Data to process –

+ + + +

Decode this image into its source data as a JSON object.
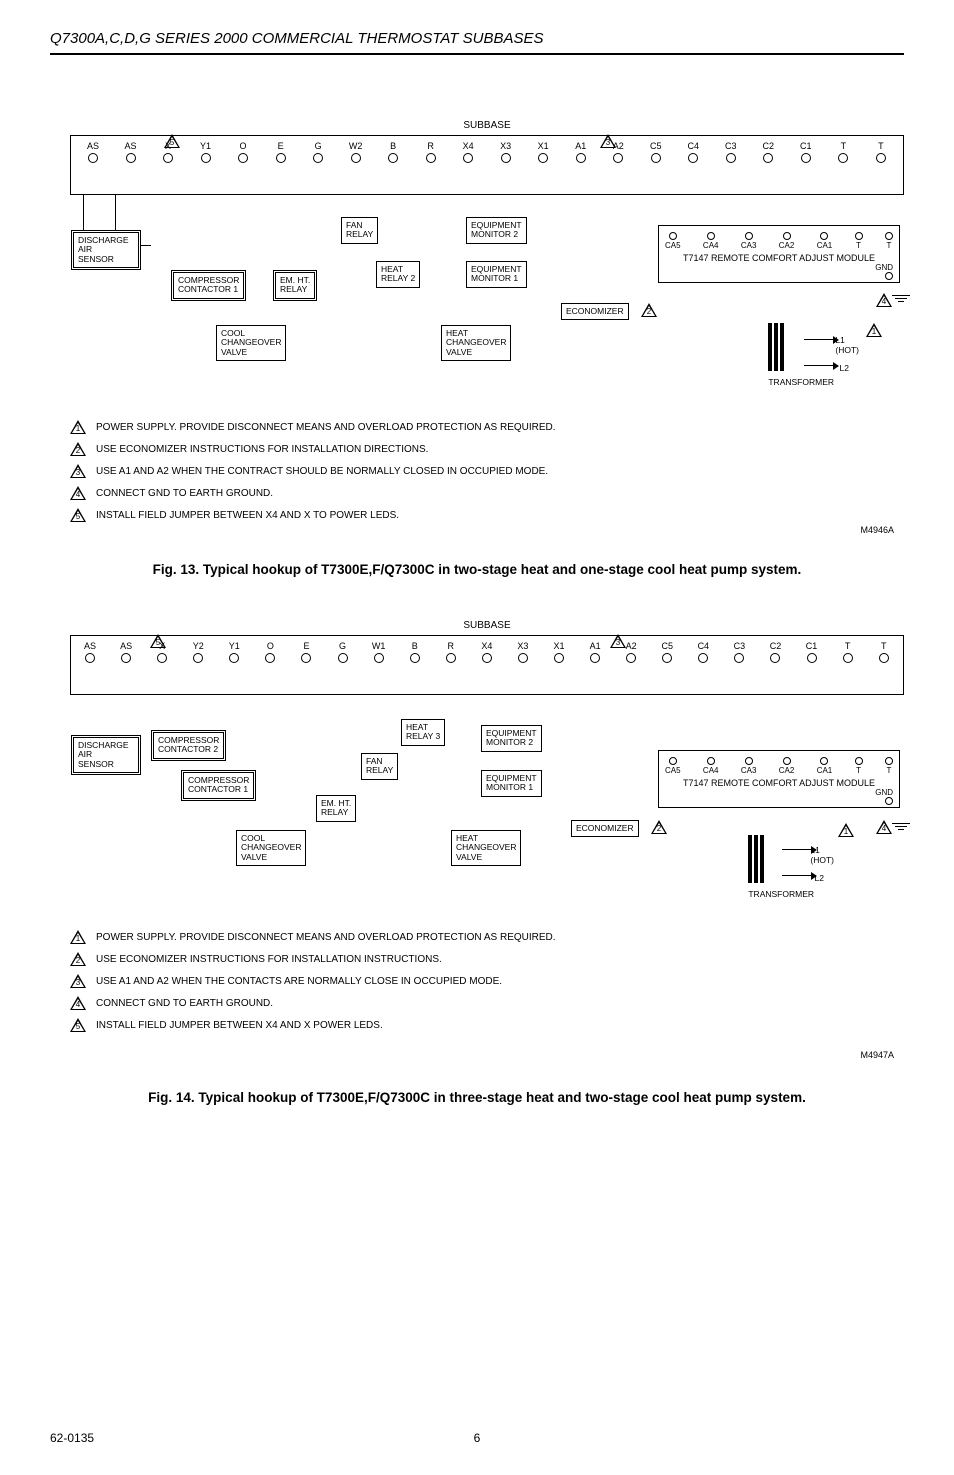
{
  "header": "Q7300A,C,D,G SERIES 2000 COMMERCIAL THERMOSTAT SUBBASES",
  "subbase_label": "SUBBASE",
  "fig13": {
    "caption": "Fig. 13. Typical hookup of T7300E,F/Q7300C in two-stage heat and one-stage cool heat pump system.",
    "terminals": [
      "AS",
      "AS",
      "X",
      "Y1",
      "O",
      "E",
      "G",
      "W2",
      "B",
      "R",
      "X4",
      "X3",
      "X1",
      "A1",
      "A2",
      "C5",
      "C4",
      "C3",
      "C2",
      "C1",
      "T",
      "T"
    ],
    "module_label": "T7147 REMOTE COMFORT ADJUST MODULE",
    "module_terms": [
      "CA5",
      "CA4",
      "CA3",
      "CA2",
      "CA1",
      "T",
      "T"
    ],
    "gnd": "GND",
    "boxes": {
      "discharge": "DISCHARGE\nAIR\nSENSOR",
      "compressor1": "COMPRESSOR\nCONTACTOR 1",
      "emht": "EM. HT.\nRELAY",
      "fan": "FAN\nRELAY",
      "heat2": "HEAT\nRELAY 2",
      "coolcv": "COOL\nCHANGEOVER\nVALVE",
      "heatcv": "HEAT\nCHANGEOVER\nVALVE",
      "eq2": "EQUIPMENT\nMONITOR 2",
      "eq1": "EQUIPMENT\nMONITOR 1",
      "econ": "ECONOMIZER"
    },
    "tx": "TRANSFORMER",
    "l1": "L1\n(HOT)",
    "l2": "L2",
    "mref": "M4946A",
    "notes": [
      "POWER SUPPLY.  PROVIDE DISCONNECT MEANS AND OVERLOAD PROTECTION AS REQUIRED.",
      "USE ECONOMIZER INSTRUCTIONS FOR INSTALLATION DIRECTIONS.",
      "USE A1 AND A2 WHEN THE CONTRACT SHOULD BE NORMALLY  CLOSED IN OCCUPIED MODE.",
      "CONNECT GND TO EARTH GROUND.",
      "INSTALL FIELD JUMPER BETWEEN X4 AND X TO POWER LEDS."
    ]
  },
  "fig14": {
    "caption": "Fig. 14. Typical hookup of T7300E,F/Q7300C in three-stage heat and two-stage cool heat pump system.",
    "terminals": [
      "AS",
      "AS",
      "X",
      "Y2",
      "Y1",
      "O",
      "E",
      "G",
      "W1",
      "B",
      "R",
      "X4",
      "X3",
      "X1",
      "A1",
      "A2",
      "C5",
      "C4",
      "C3",
      "C2",
      "C1",
      "T",
      "T"
    ],
    "module_label": "T7147 REMOTE COMFORT ADJUST MODULE",
    "module_terms": [
      "CA5",
      "CA4",
      "CA3",
      "CA2",
      "CA1",
      "T",
      "T"
    ],
    "gnd": "GND",
    "boxes": {
      "discharge": "DISCHARGE\nAIR\nSENSOR",
      "compressor2": "COMPRESSOR\nCONTACTOR 2",
      "compressor1": "COMPRESSOR\nCONTACTOR 1",
      "emht": "EM. HT.\nRELAY",
      "fan": "FAN\nRELAY",
      "heat3": "HEAT\nRELAY 3",
      "coolcv": "COOL\nCHANGEOVER\nVALVE",
      "heatcv": "HEAT\nCHANGEOVER\nVALVE",
      "eq2": "EQUIPMENT\nMONITOR 2",
      "eq1": "EQUIPMENT\nMONITOR 1",
      "econ": "ECONOMIZER"
    },
    "tx": "TRANSFORMER",
    "l1": "L1\n(HOT)",
    "l2": "L2",
    "mref": "M4947A",
    "notes": [
      "POWER SUPPLY.  PROVIDE DISCONNECT MEANS AND OVERLOAD PROTECTION AS REQUIRED.",
      "USE ECONOMIZER INSTRUCTIONS FOR INSTALLATION INSTRUCTIONS.",
      "USE A1 AND A2 WHEN THE CONTACTS ARE NORMALLY CLOSE IN OCCUPIED MODE.",
      "CONNECT GND TO EARTH GROUND.",
      "INSTALL FIELD JUMPER BETWEEN X4 AND X POWER LEDS."
    ]
  },
  "footer_left": "62-0135",
  "footer_center": "6"
}
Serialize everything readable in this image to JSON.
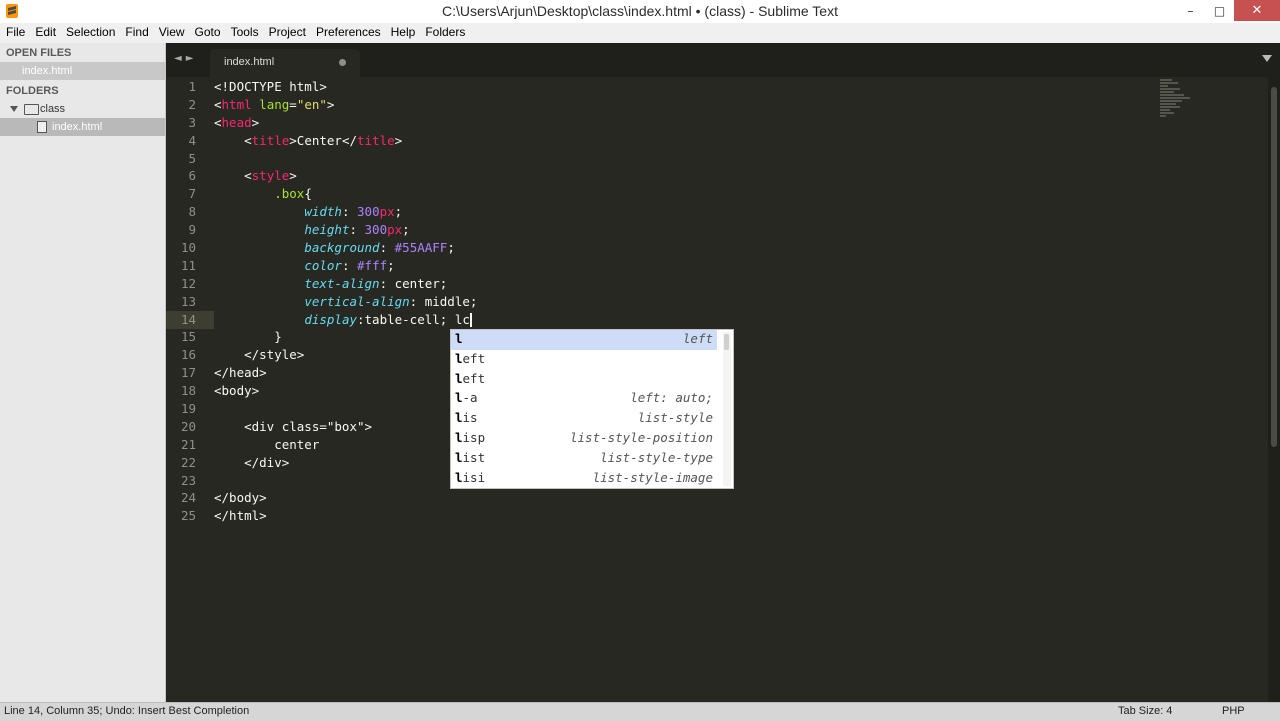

+ + + +

What to do –
Leave out the pictures and output the rest of the material exactly as written.

Written solution –
Decode this image into its source data as a JSON object.
{
  "header": "Q7300A,C,D,G SERIES 2000 COMMERCIAL THERMOSTAT SUBBASES",
  "subbase_label": "SUBBASE",
  "fig13": {
    "caption": "Fig. 13. Typical hookup of T7300E,F/Q7300C in two-stage heat and one-stage cool heat pump system.",
    "terminals": [
      "AS",
      "AS",
      "X",
      "Y1",
      "O",
      "E",
      "G",
      "W2",
      "B",
      "R",
      "X4",
      "X3",
      "X1",
      "A1",
      "A2",
      "C5",
      "C4",
      "C3",
      "C2",
      "C1",
      "T",
      "T"
    ],
    "module_label": "T7147 REMOTE COMFORT ADJUST MODULE",
    "module_terms": [
      "CA5",
      "CA4",
      "CA3",
      "CA2",
      "CA1",
      "T",
      "T"
    ],
    "gnd": "GND",
    "boxes": {
      "discharge": "DISCHARGE\nAIR\nSENSOR",
      "compressor1": "COMPRESSOR\nCONTACTOR 1",
      "emht": "EM. HT.\nRELAY",
      "fan": "FAN\nRELAY",
      "heat2": "HEAT\nRELAY 2",
      "coolcv": "COOL\nCHANGEOVER\nVALVE",
      "heatcv": "HEAT\nCHANGEOVER\nVALVE",
      "eq2": "EQUIPMENT\nMONITOR 2",
      "eq1": "EQUIPMENT\nMONITOR 1",
      "econ": "ECONOMIZER"
    },
    "tx": "TRANSFORMER",
    "l1": "L1\n(HOT)",
    "l2": "L2",
    "mref": "M4946A",
    "notes": [
      "POWER SUPPLY.  PROVIDE DISCONNECT MEANS AND OVERLOAD PROTECTION AS REQUIRED.",
      "USE ECONOMIZER INSTRUCTIONS FOR INSTALLATION DIRECTIONS.",
      "USE A1 AND A2 WHEN THE CONTRACT SHOULD BE NORMALLY  CLOSED IN OCCUPIED MODE.",
      "CONNECT GND TO EARTH GROUND.",
      "INSTALL FIELD JUMPER BETWEEN X4 AND X TO POWER LEDS."
    ]
  },
  "fig14": {
    "caption": "Fig. 14. Typical hookup of T7300E,F/Q7300C in three-stage heat and two-stage cool heat pump system.",
    "terminals": [
      "AS",
      "AS",
      "X",
      "Y2",
      "Y1",
      "O",
      "E",
      "G",
      "W1",
      "B",
      "R",
      "X4",
      "X3",
      "X1",
      "A1",
      "A2",
      "C5",
      "C4",
      "C3",
      "C2",
      "C1",
      "T",
      "T"
    ],
    "module_label": "T7147 REMOTE COMFORT ADJUST MODULE",
    "module_terms": [
      "CA5",
      "CA4",
      "CA3",
      "CA2",
      "CA1",
      "T",
      "T"
    ],
    "gnd": "GND",
    "boxes": {
      "discharge": "DISCHARGE\nAIR\nSENSOR",
      "compressor2": "COMPRESSOR\nCONTACTOR 2",
      "compressor1": "COMPRESSOR\nCONTACTOR 1",
      "emht": "EM. HT.\nRELAY",
      "fan": "FAN\nRELAY",
      "heat3": "HEAT\nRELAY 3",
      "coolcv": "COOL\nCHANGEOVER\nVALVE",
      "heatcv": "HEAT\nCHANGEOVER\nVALVE",
      "eq2": "EQUIPMENT\nMONITOR 2",
      "eq1": "EQUIPMENT\nMONITOR 1",
      "econ": "ECONOMIZER"
    },
    "tx": "TRANSFORMER",
    "l1": "L1\n(HOT)",
    "l2": "L2",
    "mref": "M4947A",
    "notes": [
      "POWER SUPPLY.  PROVIDE DISCONNECT MEANS AND OVERLOAD PROTECTION AS REQUIRED.",
      "USE ECONOMIZER INSTRUCTIONS FOR INSTALLATION INSTRUCTIONS.",
      "USE A1 AND A2 WHEN THE CONTACTS ARE NORMALLY CLOSE IN OCCUPIED MODE.",
      "CONNECT GND TO EARTH GROUND.",
      "INSTALL FIELD JUMPER BETWEEN X4 AND X POWER LEDS."
    ]
  },
  "footer_left": "62-0135",
  "footer_center": "6"
}
Serialize everything readable in this image to JSON.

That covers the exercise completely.